_CONSEGNE_
1 – Secondo il testo su Giorgio Caproni, in quale città e in quale anno nacque il poeta?
2 – Elenchi tutti i nomi propri di persona e di luogo che compaiono nel testo su Giorgio Caproni.
3 – Riprenda il testo su Giorgio Caproni e lo prosegua a partire dall'ultima frase riportata.

_TESTO DI RIFERIMENTO_
Le poesie di Giorgio Caproni per l’appuntamento con la rubrica a cura di Valter Marcone.

In una precedente puntata di questa rubrica ho condiviso con il lettore alcune riflessioni sulla poesia di Giorgio Caproni con particolare riferimento alla sua predilezioni per la metafora e l’allegoria. Ho proposto la lettura di alcune poesie e le relative considerazioni . Voglio qui ancora parlare di Giorgio Caproni per l’intenso rapporto tra musica e poesia che pervade i suoi versi. Caproni è stato un poeta che , prediligendo alcuni luoghi, in particolare la sua Genova, ha vissuto in modo appartato ed è forse anche un poeta meno conosciuto tra quelli della fine dello scorso secolo. A Genova si era trasferito con i genitori all’età di dieci anni , era nato a Livorno nel 1912. In quella città frequentò le scuole e imparò a suonare il violino .

_DATI FORNITI_
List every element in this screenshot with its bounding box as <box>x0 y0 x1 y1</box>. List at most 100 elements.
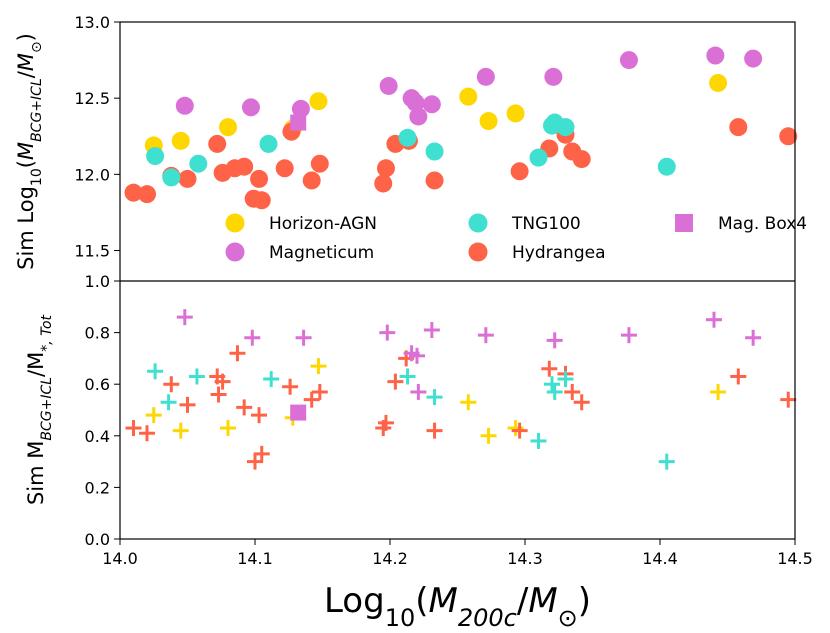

_RISPOSTE_
1 – A Livorno, nel 1912.

2 – Giorgio Caproni, Valter Marcone, Genova, Livorno

3 –
Proprio in riferimento a questa sua abilità nel suonare uno strumento e per lo studio che ne aveva fatto da giovane ebbe sempre una grande passione per la musica. Di questa passione voglio parlare dunque in questa puntata. La musica nella sua sensibilità che lo porterà a scrivere versi indimenticabili fa appunto il paio con la poesia e anzi ne costituisce una caratteristica preziosa. Fin dall’adolescenza aveva letto i poeti in cui trovava il fascino della parola insieme alla musica e aveva , con questa emozione nel cuore, deciso di scrivere poesie egli stesso.

L’armonia è il pregio dei suoi componimenti. Sono scritti quasi come una partitura musicale, con un particolare rilievo sonoro in cui prendono vita le descrizioni delle città in cui visse, in particolare Genova, Livorno e le strade periferiche di Roma, le amate figure femminili e il tema del viaggio, metafora della vita,. Sintesi e suggello di queste caratteristiche può essere la suggestiva poesia Congedo del viaggiatore cerimonioso da cui prende il titolo una sua raccolta di poesie del 1965. Una poesia che mi permetto di proporre al lettore, nella sua interezza alla fine di questa riflessione.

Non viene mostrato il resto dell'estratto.